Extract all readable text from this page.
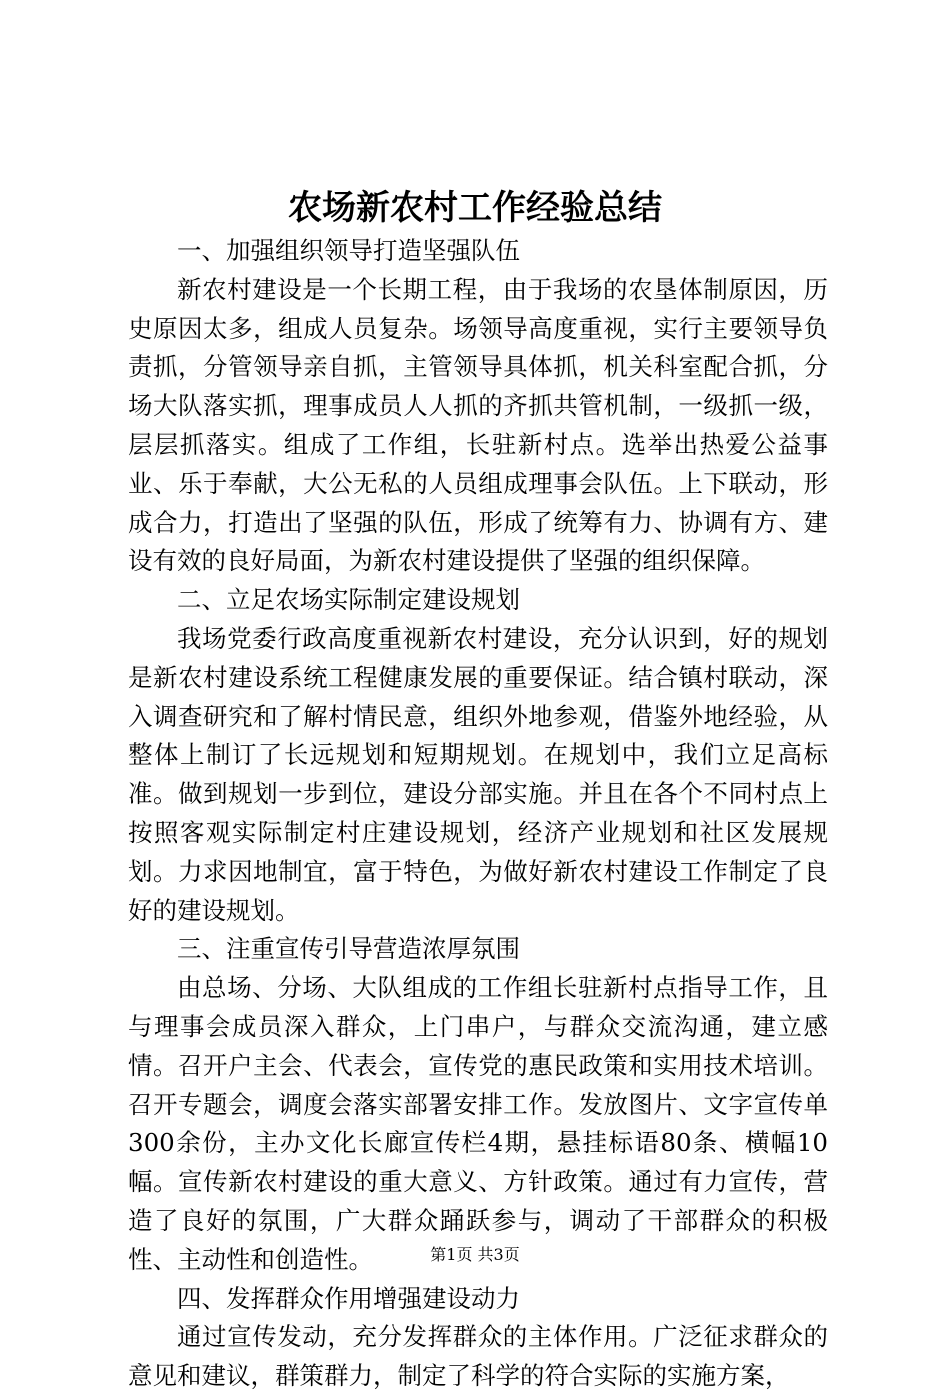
农场新农村工作经验总结
一、加强组织领导打造坚强队伍

新农村建设是一个长期工程，由于我场的农垦体制原因，历史原因太多，组成人员复杂。场领导高度重视，实行主要领导负责抓，分管领导亲自抓，主管领导具体抓，机关科室配合抓，分场大队落实抓，理事成员人人抓的齐抓共管机制，一级抓一级，层层抓落实。组成了工作组，长驻新村点。选举出热爱公益事业、乐于奉献，大公无私的人员组成理事会队伍。上下联动，形成合力，打造出了坚强的队伍，形成了统筹有力、协调有方、建设有效的良好局面，为新农村建设提供了坚强的组织保障。

二、立足农场实际制定建设规划

我场党委行政高度重视新农村建设，充分认识到，好的规划是新农村建设系统工程健康发展的重要保证。结合镇村联动，深入调查研究和了解村情民意，组织外地参观，借鉴外地经验，从整体上制订了长远规划和短期规划。在规划中，我们立足高标准。做到规划一步到位，建设分部实施。并且在各个不同村点上按照客观实际制定村庄建设规划，经济产业规划和社区发展规划。力求因地制宜，富于特色，为做好新农村建设工作制定了良好的建设规划。

三、注重宣传引导营造浓厚氛围

由总场、分场、大队组成的工作组长驻新村点指导工作，且与理事会成员深入群众，上门串户，与群众交流沟通，建立感情。召开户主会、代表会，宣传党的惠民政策和实用技术培训。召开专题会，调度会落实部署安排工作。发放图片、文字宣传单300余份，主办文化长廊宣传栏4期，悬挂标语80条、横幅10幅。宣传新农村建设的重大意义、方针政策。通过有力宣传，营造了良好的氛围，广大群众踊跃参与，调动了干部群众的积极性、主动性和创造性。

四、发挥群众作用增强建设动力

通过宣传发动，充分发挥群众的主体作用。广泛征求群众的意见和建议，群策群力，制定了科学的符合实际的实施方案，

第1页 共3页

# # #

_WRITTEN EXERCISE:_ Copy out the data above exactly, except the pictures.

_THE OUTPUT:_
Extract all readable text from this page.
农场新农村工作经验总结
一、加强组织领导打造坚强队伍

新农村建设是一个长期工程，由于我场的农垦体制原因，历史原因太多，组成人员复杂。场领导高度重视，实行主要领导负责抓，分管领导亲自抓，主管领导具体抓，机关科室配合抓，分场大队落实抓，理事成员人人抓的齐抓共管机制，一级抓一级，层层抓落实。组成了工作组，长驻新村点。选举出热爱公益事业、乐于奉献，大公无私的人员组成理事会队伍。上下联动，形成合力，打造出了坚强的队伍，形成了统筹有力、协调有方、建设有效的良好局面，为新农村建设提供了坚强的组织保障。

二、立足农场实际制定建设规划

我场党委行政高度重视新农村建设，充分认识到，好的规划是新农村建设系统工程健康发展的重要保证。结合镇村联动，深入调查研究和了解村情民意，组织外地参观，借鉴外地经验，从整体上制订了长远规划和短期规划。在规划中，我们立足高标准。做到规划一步到位，建设分部实施。并且在各个不同村点上按照客观实际制定村庄建设规划，经济产业规划和社区发展规划。力求因地制宜，富于特色，为做好新农村建设工作制定了良好的建设规划。

三、注重宣传引导营造浓厚氛围

由总场、分场、大队组成的工作组长驻新村点指导工作，且与理事会成员深入群众，上门串户，与群众交流沟通，建立感情。召开户主会、代表会，宣传党的惠民政策和实用技术培训。召开专题会，调度会落实部署安排工作。发放图片、文字宣传单300余份，主办文化长廊宣传栏4期，悬挂标语80条、横幅10幅。宣传新农村建设的重大意义、方针政策。通过有力宣传，营造了良好的氛围，广大群众踊跃参与，调动了干部群众的积极性、主动性和创造性。

四、发挥群众作用增强建设动力

通过宣传发动，充分发挥群众的主体作用。广泛征求群众的意见和建议，群策群力，制定了科学的符合实际的实施方案，

第1页 共3页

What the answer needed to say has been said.